Items from a data source
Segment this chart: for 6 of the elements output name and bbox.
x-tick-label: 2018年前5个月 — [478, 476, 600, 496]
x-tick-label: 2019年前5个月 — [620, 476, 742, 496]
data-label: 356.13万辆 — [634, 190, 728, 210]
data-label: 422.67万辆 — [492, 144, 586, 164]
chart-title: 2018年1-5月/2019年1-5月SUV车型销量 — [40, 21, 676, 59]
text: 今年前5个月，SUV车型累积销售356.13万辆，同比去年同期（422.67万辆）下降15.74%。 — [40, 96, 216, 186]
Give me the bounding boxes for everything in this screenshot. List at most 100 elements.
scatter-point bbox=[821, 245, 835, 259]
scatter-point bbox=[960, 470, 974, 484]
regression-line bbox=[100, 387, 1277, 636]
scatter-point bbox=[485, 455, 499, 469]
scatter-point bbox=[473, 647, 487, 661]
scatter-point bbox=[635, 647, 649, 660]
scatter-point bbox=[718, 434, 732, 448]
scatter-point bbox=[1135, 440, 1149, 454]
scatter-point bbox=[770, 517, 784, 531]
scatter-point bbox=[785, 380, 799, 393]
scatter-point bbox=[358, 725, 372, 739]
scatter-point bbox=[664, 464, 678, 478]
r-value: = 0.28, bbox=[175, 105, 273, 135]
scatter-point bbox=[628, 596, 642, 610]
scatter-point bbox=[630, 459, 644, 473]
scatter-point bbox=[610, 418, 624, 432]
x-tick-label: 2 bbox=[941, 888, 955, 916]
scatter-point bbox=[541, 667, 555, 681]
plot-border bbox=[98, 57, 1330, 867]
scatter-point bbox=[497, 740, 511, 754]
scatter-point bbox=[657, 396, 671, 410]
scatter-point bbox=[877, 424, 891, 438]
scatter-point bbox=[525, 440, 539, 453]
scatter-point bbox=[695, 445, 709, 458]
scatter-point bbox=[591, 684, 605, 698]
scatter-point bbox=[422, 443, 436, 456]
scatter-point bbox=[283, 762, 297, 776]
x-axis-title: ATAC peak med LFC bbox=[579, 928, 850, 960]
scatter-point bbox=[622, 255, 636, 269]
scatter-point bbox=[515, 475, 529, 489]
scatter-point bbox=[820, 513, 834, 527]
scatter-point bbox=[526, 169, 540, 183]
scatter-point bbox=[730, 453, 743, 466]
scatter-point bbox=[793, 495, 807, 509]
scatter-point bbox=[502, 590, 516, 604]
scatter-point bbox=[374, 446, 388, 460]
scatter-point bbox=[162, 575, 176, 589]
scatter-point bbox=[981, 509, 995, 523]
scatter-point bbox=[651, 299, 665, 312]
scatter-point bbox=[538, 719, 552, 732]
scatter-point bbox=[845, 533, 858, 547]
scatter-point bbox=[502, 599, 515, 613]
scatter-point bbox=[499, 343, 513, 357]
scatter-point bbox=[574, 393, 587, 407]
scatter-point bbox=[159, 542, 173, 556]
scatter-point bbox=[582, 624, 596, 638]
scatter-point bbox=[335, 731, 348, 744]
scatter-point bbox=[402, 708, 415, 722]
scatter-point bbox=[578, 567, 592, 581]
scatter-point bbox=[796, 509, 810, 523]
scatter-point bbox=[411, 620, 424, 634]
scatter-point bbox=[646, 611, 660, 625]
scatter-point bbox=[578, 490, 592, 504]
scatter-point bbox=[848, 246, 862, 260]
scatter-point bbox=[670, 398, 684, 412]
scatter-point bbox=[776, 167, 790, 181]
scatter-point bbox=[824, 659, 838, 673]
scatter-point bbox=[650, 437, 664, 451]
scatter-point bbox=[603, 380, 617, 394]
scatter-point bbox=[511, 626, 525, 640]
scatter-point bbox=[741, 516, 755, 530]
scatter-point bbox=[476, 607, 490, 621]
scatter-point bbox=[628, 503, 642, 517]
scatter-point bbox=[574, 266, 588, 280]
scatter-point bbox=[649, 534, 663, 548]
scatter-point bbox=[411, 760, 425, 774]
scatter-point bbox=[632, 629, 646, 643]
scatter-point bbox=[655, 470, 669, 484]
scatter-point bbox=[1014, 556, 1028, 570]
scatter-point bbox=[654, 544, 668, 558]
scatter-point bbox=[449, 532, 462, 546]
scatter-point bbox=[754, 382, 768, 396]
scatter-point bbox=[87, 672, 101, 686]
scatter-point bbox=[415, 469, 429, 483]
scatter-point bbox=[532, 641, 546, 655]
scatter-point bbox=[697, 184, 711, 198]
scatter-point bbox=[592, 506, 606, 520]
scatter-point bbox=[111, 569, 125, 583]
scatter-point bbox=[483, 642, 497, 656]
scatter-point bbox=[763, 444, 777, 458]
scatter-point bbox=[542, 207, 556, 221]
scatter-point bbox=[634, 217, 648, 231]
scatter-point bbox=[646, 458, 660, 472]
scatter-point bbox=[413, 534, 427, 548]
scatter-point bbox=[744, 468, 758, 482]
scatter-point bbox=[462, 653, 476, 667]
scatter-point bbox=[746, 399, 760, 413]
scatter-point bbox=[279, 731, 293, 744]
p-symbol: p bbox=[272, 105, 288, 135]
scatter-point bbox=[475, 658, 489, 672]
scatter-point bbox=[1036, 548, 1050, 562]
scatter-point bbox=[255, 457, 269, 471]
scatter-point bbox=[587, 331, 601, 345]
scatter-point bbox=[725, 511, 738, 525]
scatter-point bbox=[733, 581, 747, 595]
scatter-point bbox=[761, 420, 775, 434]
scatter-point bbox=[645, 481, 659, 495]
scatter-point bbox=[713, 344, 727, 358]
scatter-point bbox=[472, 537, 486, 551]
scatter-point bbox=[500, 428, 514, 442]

Short exercise:
Rewrite the lines from the first one through the line containing "text: 今年前5个月，SUV车型累积销售356.13万辆，同比去年同期（422.67万辆）下降15.74%。 —", substituting "value-label" for "data-label" and leaving everything else unchanged.

Reply to the exercise:
Segment this chart: for 6 of the elements output name and bbox.
x-tick-label: 2018年前5个月 — [478, 476, 600, 496]
x-tick-label: 2019年前5个月 — [620, 476, 742, 496]
value-label: 356.13万辆 — [634, 190, 728, 210]
value-label: 422.67万辆 — [492, 144, 586, 164]
chart-title: 2018年1-5月/2019年1-5月SUV车型销量 — [40, 21, 676, 59]
text: 今年前5个月，SUV车型累积销售356.13万辆，同比去年同期（422.67万辆）下降15.74%。 — [40, 96, 216, 186]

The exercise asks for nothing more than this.